**GIVEN ENTRIES**
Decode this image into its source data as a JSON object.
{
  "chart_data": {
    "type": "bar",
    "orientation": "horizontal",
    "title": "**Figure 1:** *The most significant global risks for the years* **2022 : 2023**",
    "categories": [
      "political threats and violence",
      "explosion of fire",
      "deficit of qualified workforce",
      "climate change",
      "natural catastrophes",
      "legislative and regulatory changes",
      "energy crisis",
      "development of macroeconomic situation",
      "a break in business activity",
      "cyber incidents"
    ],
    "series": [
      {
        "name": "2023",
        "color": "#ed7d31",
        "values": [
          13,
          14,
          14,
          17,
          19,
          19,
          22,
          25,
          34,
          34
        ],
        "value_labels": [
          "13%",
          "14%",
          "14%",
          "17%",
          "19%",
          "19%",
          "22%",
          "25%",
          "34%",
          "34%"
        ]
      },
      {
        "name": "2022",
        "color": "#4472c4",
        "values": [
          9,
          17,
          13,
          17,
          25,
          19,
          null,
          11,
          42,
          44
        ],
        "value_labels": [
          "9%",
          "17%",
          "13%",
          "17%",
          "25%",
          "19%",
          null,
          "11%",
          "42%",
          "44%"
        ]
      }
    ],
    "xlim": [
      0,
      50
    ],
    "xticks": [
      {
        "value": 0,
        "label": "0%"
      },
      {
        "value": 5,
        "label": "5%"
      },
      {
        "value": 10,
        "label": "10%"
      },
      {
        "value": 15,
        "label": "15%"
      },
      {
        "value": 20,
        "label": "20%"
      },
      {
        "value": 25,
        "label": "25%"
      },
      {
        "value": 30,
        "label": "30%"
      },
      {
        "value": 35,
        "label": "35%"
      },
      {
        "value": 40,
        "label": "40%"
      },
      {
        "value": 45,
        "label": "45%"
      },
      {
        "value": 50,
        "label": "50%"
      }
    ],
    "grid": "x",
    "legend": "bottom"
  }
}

**WORK TO COMPLETE**
Write the whole listing out again. Keep every line exactly as it is.

**WRITTEN ANSWER**
Decode this image into its source data as a JSON object.
{
  "chart_data": {
    "type": "bar",
    "orientation": "horizontal",
    "title": "**Figure 1:** *The most significant global risks for the years* **2022 : 2023**",
    "categories": [
      "political threats and violence",
      "explosion of fire",
      "deficit of qualified workforce",
      "climate change",
      "natural catastrophes",
      "legislative and regulatory changes",
      "energy crisis",
      "development of macroeconomic situation",
      "a break in business activity",
      "cyber incidents"
    ],
    "series": [
      {
        "name": "2023",
        "color": "#ed7d31",
        "values": [
          13,
          14,
          14,
          17,
          19,
          19,
          22,
          25,
          34,
          34
        ],
        "value_labels": [
          "13%",
          "14%",
          "14%",
          "17%",
          "19%",
          "19%",
          "22%",
          "25%",
          "34%",
          "34%"
        ]
      },
      {
        "name": "2022",
        "color": "#4472c4",
        "values": [
          9,
          17,
          13,
          17,
          25,
          19,
          null,
          11,
          42,
          44
        ],
        "value_labels": [
          "9%",
          "17%",
          "13%",
          "17%",
          "25%",
          "19%",
          null,
          "11%",
          "42%",
          "44%"
        ]
      }
    ],
    "xlim": [
      0,
      50
    ],
    "xticks": [
      {
        "value": 0,
        "label": "0%"
      },
      {
        "value": 5,
        "label": "5%"
      },
      {
        "value": 10,
        "label": "10%"
      },
      {
        "value": 15,
        "label": "15%"
      },
      {
        "value": 20,
        "label": "20%"
      },
      {
        "value": 25,
        "label": "25%"
      },
      {
        "value": 30,
        "label": "30%"
      },
      {
        "value": 35,
        "label": "35%"
      },
      {
        "value": 40,
        "label": "40%"
      },
      {
        "value": 45,
        "label": "45%"
      },
      {
        "value": 50,
        "label": "50%"
      }
    ],
    "grid": "x",
    "legend": "bottom"
  }
}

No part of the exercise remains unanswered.